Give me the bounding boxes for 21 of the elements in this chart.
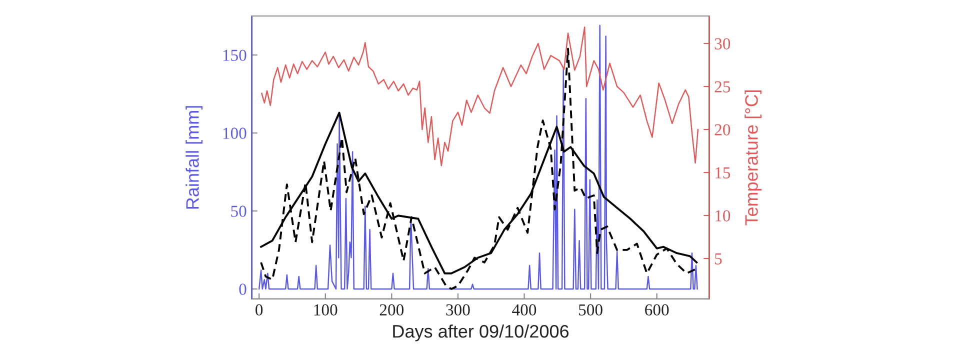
y2-tick-label: 10 [716, 210, 730, 222]
y2-axis-title: Temperature [°C] [744, 90, 762, 226]
y-tick-label: 50 [231, 206, 246, 217]
y-tick-label: 100 [223, 128, 246, 139]
y2-tick-label: 15 [716, 167, 730, 178]
y2-tick-label: 20 [714, 124, 730, 136]
y-tick-label: 150 [223, 50, 246, 61]
x-tick-label: 200 [380, 304, 404, 316]
y2-tick-label: 25 [714, 81, 730, 92]
x-axis-title: Days after 09/10/2006 [393, 324, 569, 342]
y-tick-label: 0 [239, 284, 246, 295]
y-axis-title: Rainfall [mm] [186, 106, 202, 209]
x-tick-label: 0 [256, 304, 263, 316]
x-tick-label: 300 [446, 304, 470, 316]
x-tick-label: 100 [314, 304, 338, 316]
y2-tick-label: 30 [714, 38, 730, 50]
line-series [261, 26, 699, 166]
x-tick-label: 600 [645, 304, 669, 316]
y2-tick-label: 5 [715, 253, 722, 264]
x-tick-label: 400 [512, 304, 536, 316]
x-tick-label: 500 [579, 304, 602, 316]
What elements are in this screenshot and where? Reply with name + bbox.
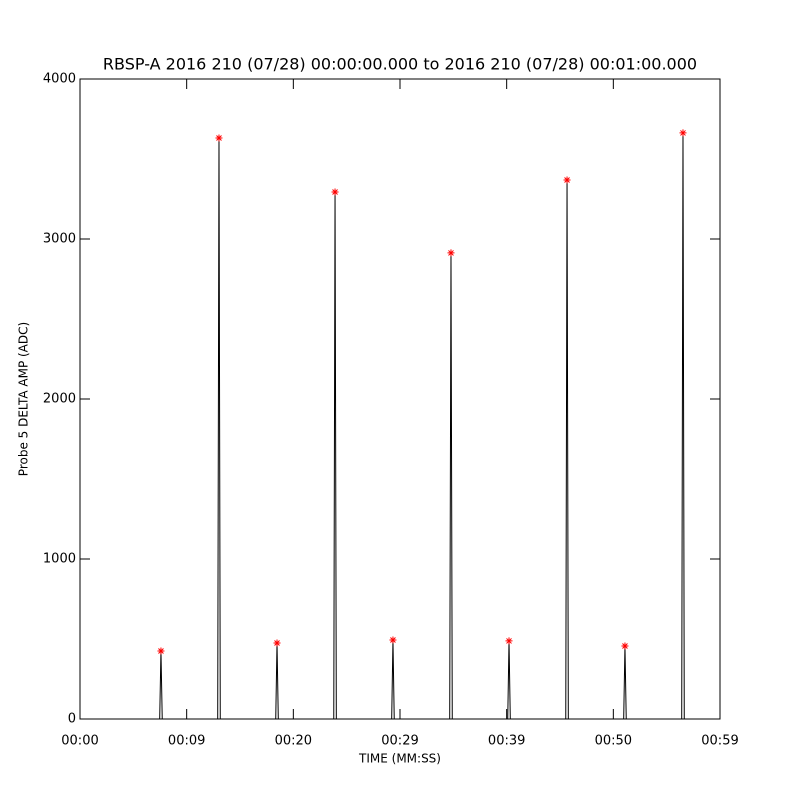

# [The request]
Please rewrite the entries above as a Markdown table with the columns Row and Line, one numbered row per line, skipping blank lines. Leave the pictures out of your answer.

# [Final result]
| Row | Line |
|---|---|
| 1 | Give me the bounding boxes for 21 of the elements in this chart. |
| 2 | y2-tick-label: 10 [716, 210, 730, 222] |
| 3 | y2-axis-title: Temperature [°C] [744, 90, 762, 226] |
| 4 | y-tick-label: 50 [231, 206, 246, 217] |
| 5 | y-tick-label: 100 [223, 128, 246, 139] |
| 6 | y2-tick-label: 15 [716, 167, 730, 178] |
| 7 | y2-tick-label: 20 [714, 124, 730, 136] |
| 8 | y-tick-label: 150 [223, 50, 246, 61] |
| 9 | x-tick-label: 200 [380, 304, 404, 316] |
| 10 | y2-tick-label: 25 [714, 81, 730, 92] |
| 11 | x-axis-title: Days after 09/10/2006 [393, 324, 569, 342] |
| 12 | y-tick-label: 0 [239, 284, 246, 295] |
| 13 | y-axis-title: Rainfall [mm] [186, 106, 202, 209] |
| 14 | x-tick-label: 0 [256, 304, 263, 316] |
| 15 | x-tick-label: 300 [446, 304, 470, 316] |
| 16 | x-tick-label: 100 [314, 304, 338, 316] |
| 17 | y2-tick-label: 30 [714, 38, 730, 50] |
| 18 | line-series [261, 26, 699, 166] |
| 19 | x-tick-label: 600 [645, 304, 669, 316] |
| 20 | y2-tick-label: 5 [715, 253, 722, 264] |
| 21 | x-tick-label: 400 [512, 304, 536, 316] |
| 22 | x-tick-label: 500 [579, 304, 602, 316] |
| 23 | What elements are in this screenshot and where? Reply with name + bbox. |